#### Required task
Reproduce the records below exactly, leaving out any pictures.

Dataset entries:

---------------

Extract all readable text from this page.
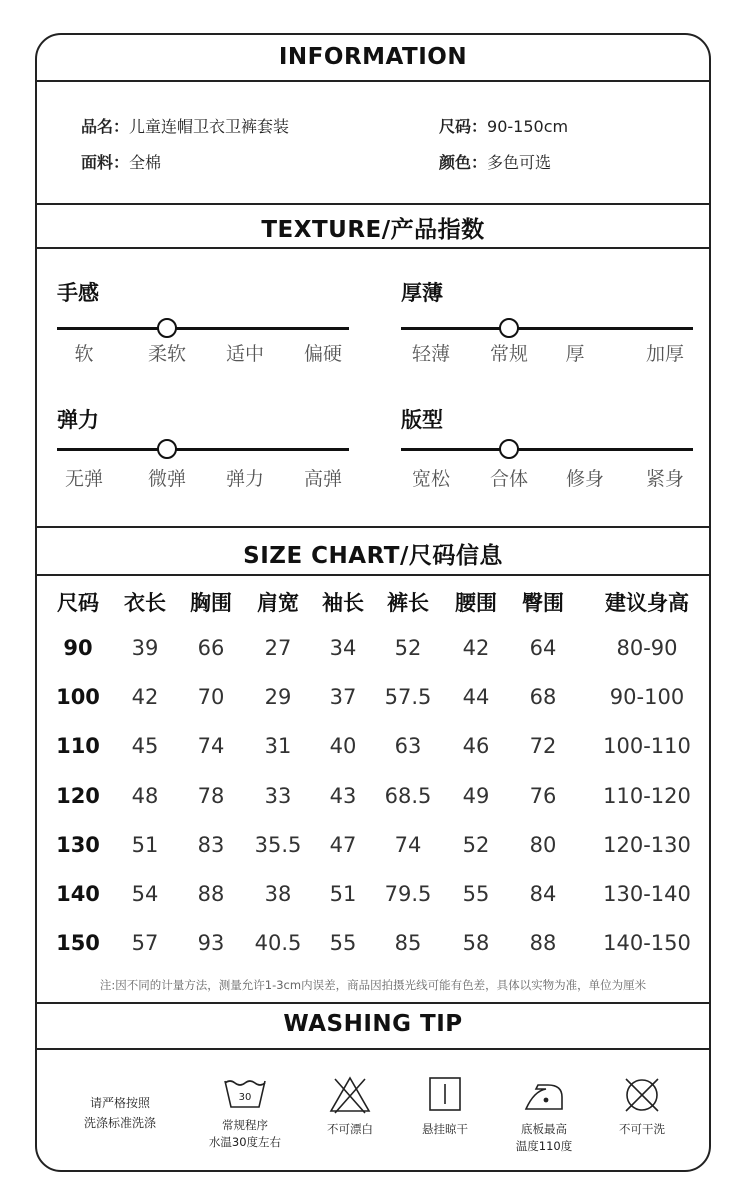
INFORMATION
品名：儿童连帽卫衣卫裤套装	尺码：90-150cm
面料：全棉	颜色：多色可选
TEXTURE/产品指数
手感	厚薄
弹力	版型
软	柔软 适中 偏硬	轻薄 常规 厚	加厚
无弹 微弹 弹力 高弹	宽松 合体 修身 紧身
SIZE CHART/尺码信息
尺码 衣长 胸围 肩宽 袖长 裤长 腰围 臀围 建议身高
90 39 66 27 34 52 42 64	80-90
100 42 70 29 37 57.5 44 68	90-100
110 45 74 31 40 63 46 72 100-110
120 48 78 33 43 68.5 49 76 110-120
130 51 83 35.5 47 74 52 80 120-130
140 54 88 38 51 79.5 55 84 130-140
150 57 93 40.5 55 85 58 88 140-150
注:因不同的计量方法，测量允许1-3cm内误差，商品因拍摄光线可能有色差，具体以实物为准，单位为厘米
WASHING TIP
请严格按照
洗涤标准洗涤
30
常规程序
水温30度左右
不可漂白	悬挂晾干	底板最高
温度110度
不可干洗
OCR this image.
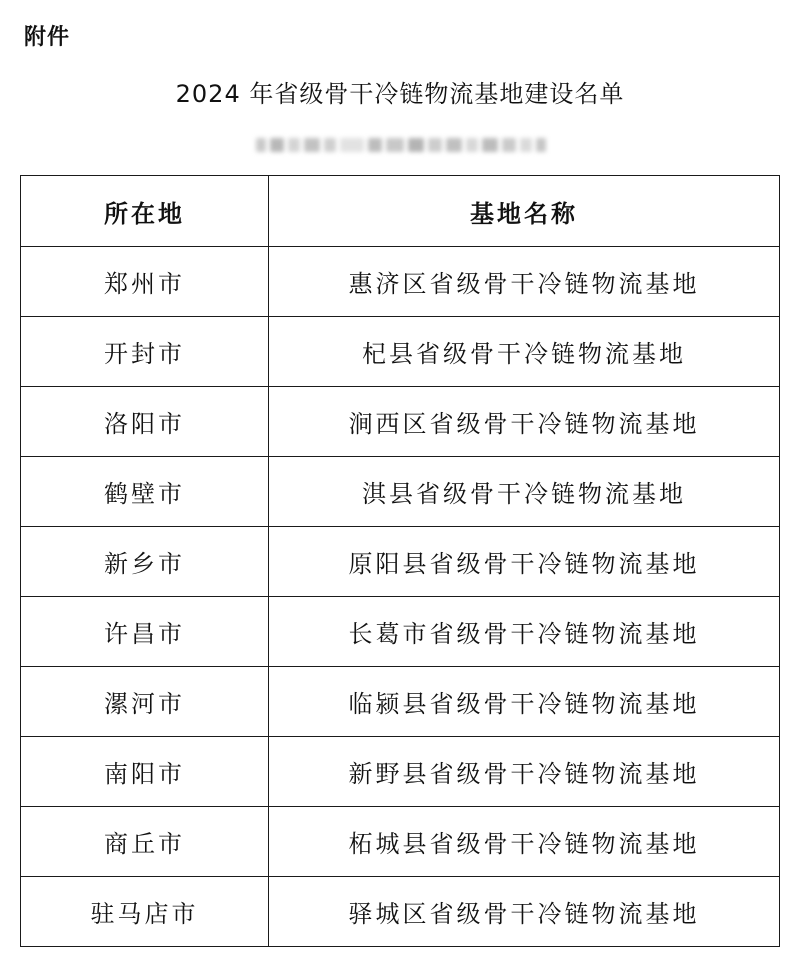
附件
2024 年省级骨干冷链物流基地建设名单
所在地	基地名称
郑州市	惠济区省级骨干冷链物流基地
开封市	杞县省级骨干冷链物流基地
洛阳市	涧西区省级骨干冷链物流基地
鹤壁市	淇县省级骨干冷链物流基地
新乡市	原阳县省级骨干冷链物流基地
许昌市	长葛市省级骨干冷链物流基地
漯河市	临颍县省级骨干冷链物流基地
南阳市	新野县省级骨干冷链物流基地
商丘市	柘城县省级骨干冷链物流基地
驻马店市	驿城区省级骨干冷链物流基地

---------------

#### Worked answer
Extract all readable text from this page.
INFORMATION
品名：儿童连帽卫衣卫裤套装	尺码：90-150cm
面料：全棉	颜色：多色可选
TEXTURE/产品指数
手感	厚薄
弹力	版型
软	柔软 适中 偏硬	轻薄 常规 厚	加厚
无弹 微弹 弹力 高弹	宽松 合体 修身 紧身
SIZE CHART/尺码信息
尺码 衣长 胸围 肩宽 袖长 裤长 腰围 臀围 建议身高
90 39 66 27 34 52 42 64	80-90
100 42 70 29 37 57.5 44 68	90-100
110 45 74 31 40 63 46 72 100-110
120 48 78 33 43 68.5 49 76 110-120
130 51 83 35.5 47 74 52 80 120-130
140 54 88 38 51 79.5 55 84 130-140
150 57 93 40.5 55 85 58 88 140-150
注:因不同的计量方法，测量允许1-3cm内误差，商品因拍摄光线可能有色差，具体以实物为准，单位为厘米
WASHING TIP
请严格按照
洗涤标准洗涤
30
常规程序
水温30度左右
不可漂白	悬挂晾干	底板最高
温度110度
不可干洗
OCR this image.
附件
2024 年省级骨干冷链物流基地建设名单
所在地	基地名称
郑州市	惠济区省级骨干冷链物流基地
开封市	杞县省级骨干冷链物流基地
洛阳市	涧西区省级骨干冷链物流基地
鹤壁市	淇县省级骨干冷链物流基地
新乡市	原阳县省级骨干冷链物流基地
许昌市	长葛市省级骨干冷链物流基地
漯河市	临颍县省级骨干冷链物流基地
南阳市	新野县省级骨干冷链物流基地
商丘市	柘城县省级骨干冷链物流基地
驻马店市	驿城区省级骨干冷链物流基地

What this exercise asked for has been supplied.